> GIVEN INSTRUCTION
Pull every "Years" line out of the data below.

> DATASET ENTRIES

==================================================

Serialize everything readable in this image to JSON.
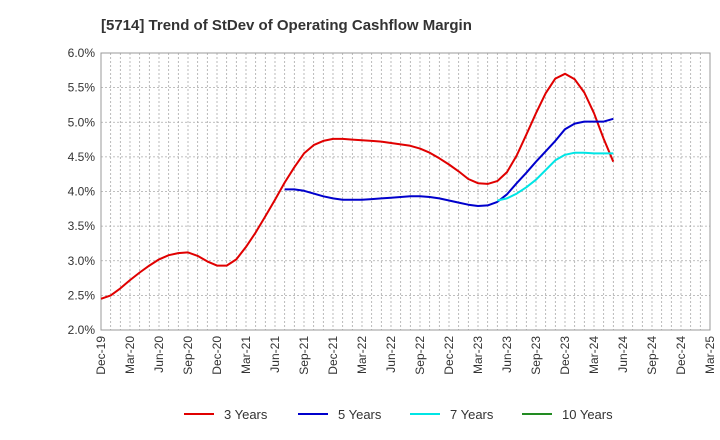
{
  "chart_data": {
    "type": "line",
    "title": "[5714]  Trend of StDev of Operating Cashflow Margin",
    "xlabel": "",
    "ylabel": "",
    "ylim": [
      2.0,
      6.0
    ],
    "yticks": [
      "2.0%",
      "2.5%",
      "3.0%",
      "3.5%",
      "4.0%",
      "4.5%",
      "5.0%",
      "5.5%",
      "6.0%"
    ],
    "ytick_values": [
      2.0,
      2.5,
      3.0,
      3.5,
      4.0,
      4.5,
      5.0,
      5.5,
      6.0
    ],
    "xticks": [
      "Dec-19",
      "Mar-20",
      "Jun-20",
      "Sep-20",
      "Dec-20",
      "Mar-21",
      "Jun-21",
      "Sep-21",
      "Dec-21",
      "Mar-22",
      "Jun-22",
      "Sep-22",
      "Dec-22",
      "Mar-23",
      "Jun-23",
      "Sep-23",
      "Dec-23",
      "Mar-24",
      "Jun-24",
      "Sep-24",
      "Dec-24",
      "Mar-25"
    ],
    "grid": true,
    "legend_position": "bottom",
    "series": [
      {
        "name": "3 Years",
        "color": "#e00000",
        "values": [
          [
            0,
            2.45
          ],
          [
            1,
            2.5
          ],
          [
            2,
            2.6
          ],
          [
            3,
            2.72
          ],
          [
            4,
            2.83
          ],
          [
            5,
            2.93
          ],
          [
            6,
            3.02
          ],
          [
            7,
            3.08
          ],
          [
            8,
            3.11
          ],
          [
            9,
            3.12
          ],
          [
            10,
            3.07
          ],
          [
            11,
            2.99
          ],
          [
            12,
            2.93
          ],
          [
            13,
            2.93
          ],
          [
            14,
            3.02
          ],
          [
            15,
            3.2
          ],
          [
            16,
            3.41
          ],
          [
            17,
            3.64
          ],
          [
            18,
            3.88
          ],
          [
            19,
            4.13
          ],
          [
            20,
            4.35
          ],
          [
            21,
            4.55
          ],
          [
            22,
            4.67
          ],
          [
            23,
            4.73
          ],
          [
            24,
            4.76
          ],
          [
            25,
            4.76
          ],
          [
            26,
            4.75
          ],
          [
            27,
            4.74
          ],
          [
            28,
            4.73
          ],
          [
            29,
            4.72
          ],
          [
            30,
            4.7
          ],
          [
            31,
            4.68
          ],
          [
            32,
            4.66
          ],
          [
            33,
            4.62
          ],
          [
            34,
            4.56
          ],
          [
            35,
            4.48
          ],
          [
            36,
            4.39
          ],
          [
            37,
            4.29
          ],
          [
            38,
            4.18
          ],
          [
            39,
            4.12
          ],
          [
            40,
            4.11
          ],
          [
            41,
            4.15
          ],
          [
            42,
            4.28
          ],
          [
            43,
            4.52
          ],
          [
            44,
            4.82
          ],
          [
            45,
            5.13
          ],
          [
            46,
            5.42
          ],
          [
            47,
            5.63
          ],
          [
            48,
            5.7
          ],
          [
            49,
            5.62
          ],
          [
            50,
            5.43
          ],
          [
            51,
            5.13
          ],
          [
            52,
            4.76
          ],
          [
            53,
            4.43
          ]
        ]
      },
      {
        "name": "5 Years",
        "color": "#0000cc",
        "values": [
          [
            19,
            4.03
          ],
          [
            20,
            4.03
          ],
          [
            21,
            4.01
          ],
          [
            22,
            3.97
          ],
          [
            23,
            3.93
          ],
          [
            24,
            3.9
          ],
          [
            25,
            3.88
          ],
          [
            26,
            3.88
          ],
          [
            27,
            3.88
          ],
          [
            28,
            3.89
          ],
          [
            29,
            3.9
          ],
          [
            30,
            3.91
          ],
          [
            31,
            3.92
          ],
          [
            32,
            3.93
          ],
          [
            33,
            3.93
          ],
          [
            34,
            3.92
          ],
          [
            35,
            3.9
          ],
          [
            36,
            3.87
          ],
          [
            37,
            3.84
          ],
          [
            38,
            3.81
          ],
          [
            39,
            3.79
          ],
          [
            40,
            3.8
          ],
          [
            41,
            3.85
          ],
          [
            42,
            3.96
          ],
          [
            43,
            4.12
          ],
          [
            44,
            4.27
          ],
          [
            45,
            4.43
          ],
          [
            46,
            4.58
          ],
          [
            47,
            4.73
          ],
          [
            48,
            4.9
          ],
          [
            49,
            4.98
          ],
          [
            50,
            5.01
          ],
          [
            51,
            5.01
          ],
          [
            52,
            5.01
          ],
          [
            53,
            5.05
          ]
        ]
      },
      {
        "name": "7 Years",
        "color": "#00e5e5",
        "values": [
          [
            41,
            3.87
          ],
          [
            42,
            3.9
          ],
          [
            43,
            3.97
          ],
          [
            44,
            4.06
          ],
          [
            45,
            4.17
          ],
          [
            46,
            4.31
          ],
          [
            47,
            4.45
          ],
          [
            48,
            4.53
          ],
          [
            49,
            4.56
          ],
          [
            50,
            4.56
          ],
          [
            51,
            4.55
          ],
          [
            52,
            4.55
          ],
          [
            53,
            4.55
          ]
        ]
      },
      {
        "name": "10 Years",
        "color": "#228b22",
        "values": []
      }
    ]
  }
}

==================================================

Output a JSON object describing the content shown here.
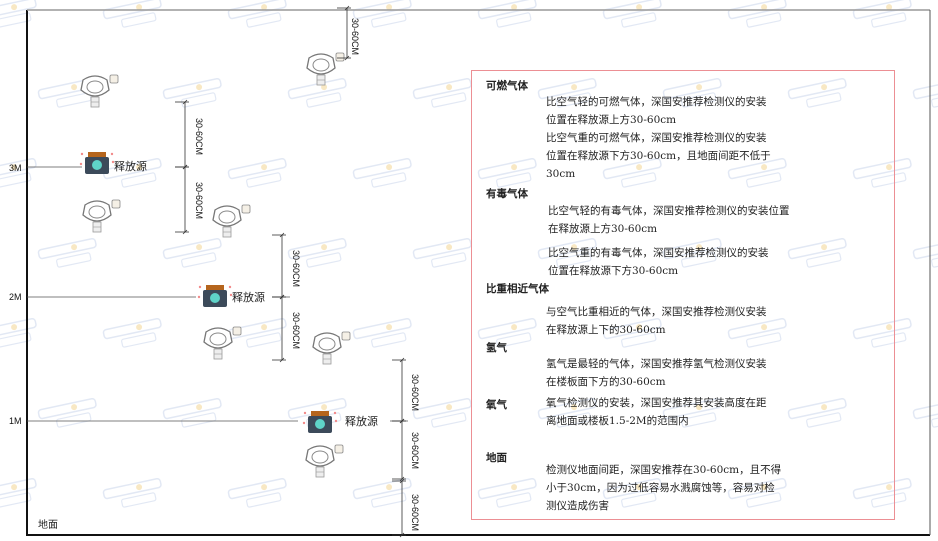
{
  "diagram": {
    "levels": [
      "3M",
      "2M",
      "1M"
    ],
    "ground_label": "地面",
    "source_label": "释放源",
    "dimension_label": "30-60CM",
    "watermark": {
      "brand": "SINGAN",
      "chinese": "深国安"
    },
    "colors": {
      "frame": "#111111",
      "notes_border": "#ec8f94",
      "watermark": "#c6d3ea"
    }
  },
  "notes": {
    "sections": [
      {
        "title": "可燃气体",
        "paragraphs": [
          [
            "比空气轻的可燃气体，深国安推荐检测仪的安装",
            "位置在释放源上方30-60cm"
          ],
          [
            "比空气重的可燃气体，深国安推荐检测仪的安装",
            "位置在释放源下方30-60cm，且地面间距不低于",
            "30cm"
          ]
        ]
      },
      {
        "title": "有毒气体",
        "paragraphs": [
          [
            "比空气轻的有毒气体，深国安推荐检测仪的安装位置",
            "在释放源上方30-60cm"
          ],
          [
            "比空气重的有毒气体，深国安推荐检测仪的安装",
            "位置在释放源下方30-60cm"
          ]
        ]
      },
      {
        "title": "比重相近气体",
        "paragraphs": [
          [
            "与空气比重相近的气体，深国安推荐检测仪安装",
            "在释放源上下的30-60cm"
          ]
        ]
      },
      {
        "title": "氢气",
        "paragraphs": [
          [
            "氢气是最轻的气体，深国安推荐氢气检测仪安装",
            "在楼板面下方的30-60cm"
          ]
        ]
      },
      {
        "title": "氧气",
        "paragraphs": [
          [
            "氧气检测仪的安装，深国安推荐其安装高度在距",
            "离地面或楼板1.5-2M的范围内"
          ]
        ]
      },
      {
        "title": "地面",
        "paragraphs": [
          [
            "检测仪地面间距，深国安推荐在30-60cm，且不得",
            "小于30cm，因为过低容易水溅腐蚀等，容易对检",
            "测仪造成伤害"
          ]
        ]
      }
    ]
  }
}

==================================================

> RESPONSE
        "name": "3 Years",
        "name": "5 Years",
        "name": "7 Years",
        "name": "10 Years",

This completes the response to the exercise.